(Passage to read)
== Segment start ==

Taking a stand: I've been faced with some tough situations this semester. In terms of the university wanting to monitor and support me they've had to oversee my workload, which led to them questioning whether I'd be capable of participating in certain things. The biggest thing has been choreography. I really love dancing in other peoples work, but this involves extra rehearsals; something that the uni support team consider a potential risk to my wellbeing if I'm over-exerting myself. However, did I submit to their wishes? No I did not... It might be my extreme stubbornness but I could not reiterate to them enough how much I wanted to still be taking part in these choreographies. Even to the point of getting up and walking (I say walking, I was so upset I tripped and crashed my way out the meeting...) out of a discussion about limiting my workload. But I knew that these choreographies are good for me- they keep me active, they help me socialise, they help stimulate my brain and my creativity, and I genuinely enjoy working for others and helping them out! I feel a duty to do it and I don't want to let people down that I've already committed to. So, I wrote a few sternly worded emails, I kept up my side of the argument and thankfully have been permitted to do them! I'm quite proud of myself for sticking up for what I felt was right. I didn't want to miss out on this opportunity just because I'm struggling; It felt almost as if I was giving in to my mental health. I completely appreciate the concern of the University, they want to make sure I'm fit to study and all of that jazz - but I felt a little undermined and sort of underestimated. As much as I am struggling, I hate when things are taken out of my control and I feel like my autonomy is challenged. So, that's a little win from me! (also was just getting v. annoyed with my tutor who I felt didn't listen to my own feelings and still spells my name wrong in emails....)

== Segment end ==

Bounding box prediction data

== Segment start ==

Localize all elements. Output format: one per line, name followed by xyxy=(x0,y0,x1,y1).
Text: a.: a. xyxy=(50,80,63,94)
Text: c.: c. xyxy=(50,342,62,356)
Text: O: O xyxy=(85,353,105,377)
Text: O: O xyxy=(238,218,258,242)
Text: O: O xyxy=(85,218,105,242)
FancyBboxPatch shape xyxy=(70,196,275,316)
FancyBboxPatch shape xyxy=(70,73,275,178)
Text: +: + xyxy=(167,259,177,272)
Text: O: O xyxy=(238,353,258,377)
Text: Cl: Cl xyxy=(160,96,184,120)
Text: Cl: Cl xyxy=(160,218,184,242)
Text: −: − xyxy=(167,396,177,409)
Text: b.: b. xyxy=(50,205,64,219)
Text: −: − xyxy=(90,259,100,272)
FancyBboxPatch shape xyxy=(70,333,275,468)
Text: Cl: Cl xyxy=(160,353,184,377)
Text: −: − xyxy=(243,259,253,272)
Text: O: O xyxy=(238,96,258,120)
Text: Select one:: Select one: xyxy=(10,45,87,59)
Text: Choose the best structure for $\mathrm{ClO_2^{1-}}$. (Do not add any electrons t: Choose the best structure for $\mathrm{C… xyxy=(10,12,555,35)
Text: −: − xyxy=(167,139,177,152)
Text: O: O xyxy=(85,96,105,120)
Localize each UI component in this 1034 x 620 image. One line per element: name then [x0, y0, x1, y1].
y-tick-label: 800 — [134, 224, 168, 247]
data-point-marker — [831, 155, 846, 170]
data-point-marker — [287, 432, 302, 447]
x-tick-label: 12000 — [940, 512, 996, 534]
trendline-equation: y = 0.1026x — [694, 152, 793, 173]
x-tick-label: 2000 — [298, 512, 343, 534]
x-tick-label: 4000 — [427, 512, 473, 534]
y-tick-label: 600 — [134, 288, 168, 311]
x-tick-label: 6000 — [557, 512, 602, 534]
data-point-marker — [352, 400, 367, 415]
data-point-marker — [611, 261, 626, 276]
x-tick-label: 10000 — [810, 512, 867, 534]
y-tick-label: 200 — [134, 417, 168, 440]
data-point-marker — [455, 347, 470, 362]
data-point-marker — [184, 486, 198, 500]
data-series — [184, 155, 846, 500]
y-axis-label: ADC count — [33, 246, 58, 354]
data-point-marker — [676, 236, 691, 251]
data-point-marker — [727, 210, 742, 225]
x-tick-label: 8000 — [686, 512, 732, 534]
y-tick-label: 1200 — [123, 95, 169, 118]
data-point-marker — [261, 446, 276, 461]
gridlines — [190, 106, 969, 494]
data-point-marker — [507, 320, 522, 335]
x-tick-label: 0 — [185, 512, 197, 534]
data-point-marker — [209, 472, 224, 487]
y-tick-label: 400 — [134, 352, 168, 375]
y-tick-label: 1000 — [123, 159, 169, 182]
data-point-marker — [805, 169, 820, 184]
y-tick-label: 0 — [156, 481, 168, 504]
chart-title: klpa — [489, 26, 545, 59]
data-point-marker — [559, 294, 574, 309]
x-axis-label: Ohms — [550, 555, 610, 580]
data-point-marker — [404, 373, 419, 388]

== Segment end ==

(What the exercise asks)
Answer these questions using the text about choreography:
1. Why does the university support team see the extra rehearsals as a possible risk?
2. What happened when the writer left the discussion about limiting the workload?
3. What does the tutor still get wrong in emails?

(Solution to this problem)
1. They could affect the writer's wellbeing through over-exertion.
2. The writer was so upset that they tripped and crashed their way out of the meeting.
3. The tutor still spells the writer's name wrong.